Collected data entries
* start *

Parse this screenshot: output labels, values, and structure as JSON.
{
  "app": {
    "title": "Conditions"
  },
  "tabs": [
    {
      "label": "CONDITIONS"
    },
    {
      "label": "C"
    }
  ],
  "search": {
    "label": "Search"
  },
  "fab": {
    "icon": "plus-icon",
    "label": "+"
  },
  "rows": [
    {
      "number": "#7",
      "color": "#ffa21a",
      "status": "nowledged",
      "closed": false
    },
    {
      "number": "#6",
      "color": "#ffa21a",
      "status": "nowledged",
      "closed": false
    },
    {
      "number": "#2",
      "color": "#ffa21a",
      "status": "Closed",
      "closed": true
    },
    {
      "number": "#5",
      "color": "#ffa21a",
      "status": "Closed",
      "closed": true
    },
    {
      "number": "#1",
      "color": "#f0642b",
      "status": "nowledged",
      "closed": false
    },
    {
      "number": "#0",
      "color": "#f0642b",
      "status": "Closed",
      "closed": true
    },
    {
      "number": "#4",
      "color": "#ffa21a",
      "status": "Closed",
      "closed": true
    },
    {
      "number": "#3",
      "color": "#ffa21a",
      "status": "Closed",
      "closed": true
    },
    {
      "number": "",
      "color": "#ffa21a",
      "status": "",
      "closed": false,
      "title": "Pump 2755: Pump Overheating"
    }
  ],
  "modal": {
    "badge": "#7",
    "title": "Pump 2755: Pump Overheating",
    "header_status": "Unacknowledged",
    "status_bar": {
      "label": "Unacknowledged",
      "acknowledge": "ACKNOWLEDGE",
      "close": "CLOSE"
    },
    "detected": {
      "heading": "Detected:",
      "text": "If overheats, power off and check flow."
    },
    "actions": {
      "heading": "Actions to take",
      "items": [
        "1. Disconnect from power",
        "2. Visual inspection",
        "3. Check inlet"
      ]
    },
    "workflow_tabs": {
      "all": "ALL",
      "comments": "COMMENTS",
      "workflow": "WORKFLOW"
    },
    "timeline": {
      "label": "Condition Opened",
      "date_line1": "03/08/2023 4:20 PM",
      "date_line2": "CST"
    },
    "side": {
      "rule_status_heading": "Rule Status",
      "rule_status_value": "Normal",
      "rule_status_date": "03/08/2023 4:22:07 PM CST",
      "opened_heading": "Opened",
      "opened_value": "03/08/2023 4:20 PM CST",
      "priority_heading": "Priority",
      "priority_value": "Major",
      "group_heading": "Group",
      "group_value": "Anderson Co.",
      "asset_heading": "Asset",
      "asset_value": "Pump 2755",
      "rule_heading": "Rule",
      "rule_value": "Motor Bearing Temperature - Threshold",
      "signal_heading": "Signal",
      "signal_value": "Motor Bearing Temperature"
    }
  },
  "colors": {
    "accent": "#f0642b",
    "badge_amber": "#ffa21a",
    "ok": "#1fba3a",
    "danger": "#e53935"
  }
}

* end *

Write all of the records out again exactly.

Parse this screenshot: output labels, values, and structure as JSON.
{
  "app": {
    "title": "Conditions"
  },
  "tabs": [
    {
      "label": "CONDITIONS"
    },
    {
      "label": "C"
    }
  ],
  "search": {
    "label": "Search"
  },
  "fab": {
    "icon": "plus-icon",
    "label": "+"
  },
  "rows": [
    {
      "number": "#7",
      "color": "#ffa21a",
      "status": "nowledged",
      "closed": false
    },
    {
      "number": "#6",
      "color": "#ffa21a",
      "status": "nowledged",
      "closed": false
    },
    {
      "number": "#2",
      "color": "#ffa21a",
      "status": "Closed",
      "closed": true
    },
    {
      "number": "#5",
      "color": "#ffa21a",
      "status": "Closed",
      "closed": true
    },
    {
      "number": "#1",
      "color": "#f0642b",
      "status": "nowledged",
      "closed": false
    },
    {
      "number": "#0",
      "color": "#f0642b",
      "status": "Closed",
      "closed": true
    },
    {
      "number": "#4",
      "color": "#ffa21a",
      "status": "Closed",
      "closed": true
    },
    {
      "number": "#3",
      "color": "#ffa21a",
      "status": "Closed",
      "closed": true
    },
    {
      "number": "",
      "color": "#ffa21a",
      "status": "",
      "closed": false,
      "title": "Pump 2755: Pump Overheating"
    }
  ],
  "modal": {
    "badge": "#7",
    "title": "Pump 2755: Pump Overheating",
    "header_status": "Unacknowledged",
    "status_bar": {
      "label": "Unacknowledged",
      "acknowledge": "ACKNOWLEDGE",
      "close": "CLOSE"
    },
    "detected": {
      "heading": "Detected:",
      "text": "If overheats, power off and check flow."
    },
    "actions": {
      "heading": "Actions to take",
      "items": [
        "1. Disconnect from power",
        "2. Visual inspection",
        "3. Check inlet"
      ]
    },
    "workflow_tabs": {
      "all": "ALL",
      "comments": "COMMENTS",
      "workflow": "WORKFLOW"
    },
    "timeline": {
      "label": "Condition Opened",
      "date_line1": "03/08/2023 4:20 PM",
      "date_line2": "CST"
    },
    "side": {
      "rule_status_heading": "Rule Status",
      "rule_status_value": "Normal",
      "rule_status_date": "03/08/2023 4:22:07 PM CST",
      "opened_heading": "Opened",
      "opened_value": "03/08/2023 4:20 PM CST",
      "priority_heading": "Priority",
      "priority_value": "Major",
      "group_heading": "Group",
      "group_value": "Anderson Co.",
      "asset_heading": "Asset",
      "asset_value": "Pump 2755",
      "rule_heading": "Rule",
      "rule_value": "Motor Bearing Temperature - Threshold",
      "signal_heading": "Signal",
      "signal_value": "Motor Bearing Temperature"
    }
  },
  "colors": {
    "accent": "#f0642b",
    "badge_amber": "#ffa21a",
    "ok": "#1fba3a",
    "danger": "#e53935"
  }
}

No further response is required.